▸ **O que fazer**
Extraia do material, sem nenhuma alteração, as linhas que vão da que contém "caption-line: the best" até a que contém "more-icon[interactable] [752,4,772,24]", inclusive.

══ Trechos do material

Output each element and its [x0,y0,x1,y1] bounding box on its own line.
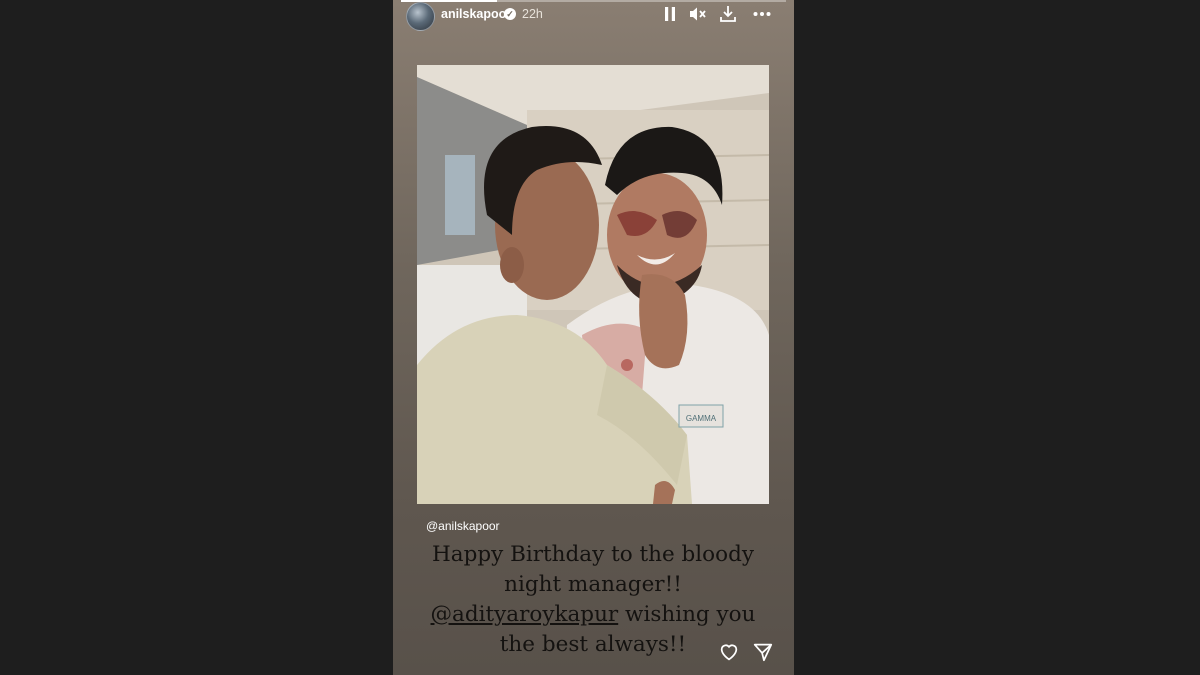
caption-line: the best always!! [499,632,687,657]
story-card[interactable]: anilskapoor ✓ 22h GAMMA @anilskapoor Hap… [393,0,794,675]
story-progress-bar [401,0,786,2]
avatar[interactable] [406,2,435,31]
caption-text: Happy Birthday to the bloody night manag… [417,540,769,660]
download-icon[interactable] [718,4,738,24]
mute-icon[interactable] [688,4,708,24]
caption-fragment: wishing you [618,602,756,627]
post-time: 22h [522,7,543,21]
story-photo: GAMMA [417,65,769,504]
more-icon[interactable] [752,4,772,24]
viewer-background: anilskapoor ✓ 22h GAMMA @anilskapoor Hap… [0,0,1200,675]
username[interactable]: anilskapoor [441,7,511,21]
verified-badge-icon: ✓ [504,8,516,20]
caption-line: Happy Birthday to the bloody [432,542,754,567]
mention-sticker[interactable]: @anilskapoor [426,519,500,533]
jacket-label: GAMMA [686,414,717,423]
user-tag-link[interactable]: @adityaroykapur [431,602,619,627]
pause-icon[interactable] [660,4,680,24]
caption-line: night manager!! [504,572,682,597]
heart-icon[interactable] [718,641,740,663]
story-header: anilskapoor ✓ 22h [393,0,794,34]
send-icon[interactable] [752,641,774,663]
caption-line: @adityaroykapur wishing you [417,600,769,630]
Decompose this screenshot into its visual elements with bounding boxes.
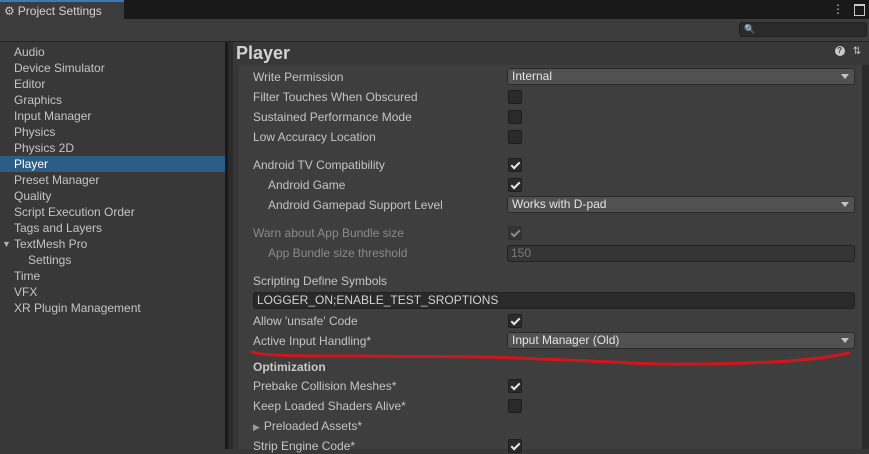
sidebar-item-vfx[interactable]: VFX xyxy=(14,284,37,300)
search-icon: 🔍 xyxy=(744,24,756,34)
active-input-dropdown[interactable]: Input Manager (Old) xyxy=(507,332,855,349)
sidebar-item-physics-2d[interactable]: Physics 2D xyxy=(14,140,74,156)
expand-arrow-icon[interactable]: ▼ xyxy=(2,239,11,249)
sidebar-item-device-simulator[interactable]: Device Simulator xyxy=(14,60,105,76)
sidebar-item-tags-and-layers[interactable]: Tags and Layers xyxy=(14,220,102,236)
low-accuracy-checkbox[interactable] xyxy=(508,130,522,144)
foldout-arrow-icon: ▶ xyxy=(253,422,260,432)
sidebar-item-preset-manager[interactable]: Preset Manager xyxy=(14,172,99,188)
scripting-define-label: Scripting Define Symbols xyxy=(253,274,388,288)
sustained-perf-checkbox[interactable] xyxy=(508,110,522,124)
sidebar-item-player[interactable]: Player xyxy=(0,156,225,172)
sidebar-item-audio[interactable]: Audio xyxy=(14,44,45,60)
title-bar: ⚙ Project Settings ⋮ xyxy=(0,0,869,19)
allow-unsafe-checkbox[interactable] xyxy=(508,314,522,328)
strip-engine-checkbox[interactable] xyxy=(508,439,522,453)
bundle-threshold-field: 150 xyxy=(507,245,855,262)
filter-touches-label: Filter Touches When Obscured xyxy=(253,90,418,104)
preloaded-assets-foldout[interactable]: ▶ Preloaded Assets* xyxy=(253,418,362,434)
android-tv-checkbox[interactable] xyxy=(508,158,522,172)
optimization-heading: Optimization xyxy=(253,360,326,374)
toolbar: 🔍 xyxy=(0,19,869,42)
prebake-label: Prebake Collision Meshes* xyxy=(253,379,397,393)
filter-touches-checkbox[interactable] xyxy=(508,90,522,104)
keep-shaders-checkbox[interactable] xyxy=(508,399,522,413)
android-game-checkbox[interactable] xyxy=(508,178,522,192)
tab-title: Project Settings xyxy=(17,3,102,18)
sidebar-item-physics[interactable]: Physics xyxy=(14,124,55,140)
tab-project-settings[interactable]: ⚙ Project Settings xyxy=(0,0,124,19)
vertical-scrollbar[interactable] xyxy=(862,65,869,449)
sidebar-item-editor[interactable]: Editor xyxy=(14,76,45,92)
allow-unsafe-label: Allow 'unsafe' Code xyxy=(253,314,358,328)
bundle-threshold-label: App Bundle size threshold xyxy=(268,246,408,260)
chevron-down-icon xyxy=(841,202,849,207)
sidebar-item-input-manager[interactable]: Input Manager xyxy=(14,108,91,124)
gamepad-support-value: Works with D-pad xyxy=(512,197,607,211)
gamepad-support-label: Android Gamepad Support Level xyxy=(268,198,443,212)
sidebar-item-settings[interactable]: Settings xyxy=(28,252,71,268)
sidebar-item-quality[interactable]: Quality xyxy=(14,188,51,204)
sidebar-item-xr-plugin-management[interactable]: XR Plugin Management xyxy=(14,300,141,316)
prebake-checkbox[interactable] xyxy=(508,379,522,393)
scripting-define-field[interactable]: LOGGER_ON;ENABLE_TEST_SROPTIONS xyxy=(253,292,855,309)
sidebar-item-time[interactable]: Time xyxy=(14,268,40,284)
android-tv-label: Android TV Compatibility xyxy=(253,158,385,172)
write-permission-dropdown[interactable]: Internal xyxy=(507,68,855,85)
sidebar: Audio Device Simulator Editor Graphics I… xyxy=(0,42,225,449)
search-input[interactable]: 🔍 xyxy=(739,22,867,37)
chevron-down-icon xyxy=(841,338,849,343)
sustained-perf-label: Sustained Performance Mode xyxy=(253,110,412,124)
gamepad-support-dropdown[interactable]: Works with D-pad xyxy=(507,196,855,213)
warn-bundle-label: Warn about App Bundle size xyxy=(253,226,404,240)
strip-engine-label: Strip Engine Code* xyxy=(253,439,356,453)
write-permission-label: Write Permission xyxy=(253,70,344,84)
active-input-label: Active Input Handling* xyxy=(253,334,372,348)
preloaded-assets-label: Preloaded Assets* xyxy=(263,419,362,433)
low-accuracy-label: Low Accuracy Location xyxy=(253,130,376,144)
page-title: Player xyxy=(236,43,291,63)
kebab-menu-icon[interactable]: ⋮ xyxy=(832,2,844,16)
gear-icon: ⚙ xyxy=(4,3,15,18)
sidebar-item-textmesh-pro[interactable]: TextMesh Pro xyxy=(14,236,87,252)
chevron-down-icon xyxy=(841,74,849,79)
android-game-label: Android Game xyxy=(268,178,346,192)
sidebar-item-script-execution-order[interactable]: Script Execution Order xyxy=(14,204,135,220)
help-icon[interactable]: ? xyxy=(834,46,845,56)
keep-shaders-label: Keep Loaded Shaders Alive* xyxy=(253,399,406,413)
warn-bundle-checkbox xyxy=(508,226,522,240)
maximize-icon[interactable] xyxy=(854,4,865,16)
write-permission-value: Internal xyxy=(512,69,553,83)
sidebar-item-graphics[interactable]: Graphics xyxy=(14,92,62,108)
active-input-value: Input Manager (Old) xyxy=(512,333,620,347)
preset-sliders-icon[interactable]: ⇅ xyxy=(853,46,861,57)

════

▸ **Resposta correta**
caption-line: the best always!! [499,632,687,657]
story-card[interactable]: anilskapoor ✓ 22h GAMMA @anilskapoor Hap… [393,0,794,675]
story-progress-bar [401,0,786,2]
avatar[interactable] [406,2,435,31]
caption-text: Happy Birthday to the bloody night manag… [417,540,769,660]
download-icon[interactable] [718,4,738,24]
mute-icon[interactable] [688,4,708,24]
caption-fragment: wishing you [618,602,756,627]
post-time: 22h [522,7,543,21]
story-photo: GAMMA [417,65,769,504]
more-icon[interactable] [752,4,772,24]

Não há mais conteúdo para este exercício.